• **AIM OF THE EXERCISE**
Beneath this sentence is a set of records; write each of them out exactly.

• **GIVEN ENTRIES**

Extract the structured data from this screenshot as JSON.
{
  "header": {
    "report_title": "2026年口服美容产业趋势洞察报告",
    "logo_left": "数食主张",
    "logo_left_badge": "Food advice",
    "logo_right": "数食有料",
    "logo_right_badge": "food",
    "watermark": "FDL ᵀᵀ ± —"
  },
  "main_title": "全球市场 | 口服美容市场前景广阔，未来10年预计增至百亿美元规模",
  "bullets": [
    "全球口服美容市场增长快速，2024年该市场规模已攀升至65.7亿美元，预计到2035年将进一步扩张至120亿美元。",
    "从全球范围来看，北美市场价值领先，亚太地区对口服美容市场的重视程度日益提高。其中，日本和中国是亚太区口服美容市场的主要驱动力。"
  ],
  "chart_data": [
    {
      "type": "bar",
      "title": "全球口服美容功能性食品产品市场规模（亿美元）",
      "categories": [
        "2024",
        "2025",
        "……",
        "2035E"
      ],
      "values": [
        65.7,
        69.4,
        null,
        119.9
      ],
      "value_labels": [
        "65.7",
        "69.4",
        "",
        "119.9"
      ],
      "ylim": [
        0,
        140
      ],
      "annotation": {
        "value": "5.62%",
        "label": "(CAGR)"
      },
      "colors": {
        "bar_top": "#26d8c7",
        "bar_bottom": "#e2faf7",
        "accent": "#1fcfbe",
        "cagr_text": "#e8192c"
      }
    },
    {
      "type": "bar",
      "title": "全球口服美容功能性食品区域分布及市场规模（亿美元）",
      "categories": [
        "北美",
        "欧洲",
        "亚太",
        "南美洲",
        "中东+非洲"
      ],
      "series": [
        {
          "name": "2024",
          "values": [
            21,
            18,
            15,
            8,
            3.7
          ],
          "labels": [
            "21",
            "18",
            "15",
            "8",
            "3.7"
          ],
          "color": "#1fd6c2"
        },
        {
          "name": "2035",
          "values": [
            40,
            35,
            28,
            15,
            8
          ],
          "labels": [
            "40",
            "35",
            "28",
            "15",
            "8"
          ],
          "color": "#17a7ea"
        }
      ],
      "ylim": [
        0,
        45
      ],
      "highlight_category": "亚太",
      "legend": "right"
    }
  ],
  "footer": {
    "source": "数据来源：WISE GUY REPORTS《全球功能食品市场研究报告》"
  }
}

• **FINAL RESULT**
Extract the structured data from this screenshot as JSON.
{
  "header": {
    "report_title": "2026年口服美容产业趋势洞察报告",
    "logo_left": "数食主张",
    "logo_left_badge": "Food advice",
    "logo_right": "数食有料",
    "logo_right_badge": "food",
    "watermark": "FDL ᵀᵀ ± —"
  },
  "main_title": "全球市场 | 口服美容市场前景广阔，未来10年预计增至百亿美元规模",
  "bullets": [
    "全球口服美容市场增长快速，2024年该市场规模已攀升至65.7亿美元，预计到2035年将进一步扩张至120亿美元。",
    "从全球范围来看，北美市场价值领先，亚太地区对口服美容市场的重视程度日益提高。其中，日本和中国是亚太区口服美容市场的主要驱动力。"
  ],
  "chart_data": [
    {
      "type": "bar",
      "title": "全球口服美容功能性食品产品市场规模（亿美元）",
      "categories": [
        "2024",
        "2025",
        "……",
        "2035E"
      ],
      "values": [
        65.7,
        69.4,
        null,
        119.9
      ],
      "value_labels": [
        "65.7",
        "69.4",
        "",
        "119.9"
      ],
      "ylim": [
        0,
        140
      ],
      "annotation": {
        "value": "5.62%",
        "label": "(CAGR)"
      },
      "colors": {
        "bar_top": "#26d8c7",
        "bar_bottom": "#e2faf7",
        "accent": "#1fcfbe",
        "cagr_text": "#e8192c"
      }
    },
    {
      "type": "bar",
      "title": "全球口服美容功能性食品区域分布及市场规模（亿美元）",
      "categories": [
        "北美",
        "欧洲",
        "亚太",
        "南美洲",
        "中东+非洲"
      ],
      "series": [
        {
          "name": "2024",
          "values": [
            21,
            18,
            15,
            8,
            3.7
          ],
          "labels": [
            "21",
            "18",
            "15",
            "8",
            "3.7"
          ],
          "color": "#1fd6c2"
        },
        {
          "name": "2035",
          "values": [
            40,
            35,
            28,
            15,
            8
          ],
          "labels": [
            "40",
            "35",
            "28",
            "15",
            "8"
          ],
          "color": "#17a7ea"
        }
      ],
      "ylim": [
        0,
        45
      ],
      "highlight_category": "亚太",
      "legend": "right"
    }
  ],
  "footer": {
    "source": "数据来源：WISE GUY REPORTS《全球功能食品市场研究报告》"
  }
}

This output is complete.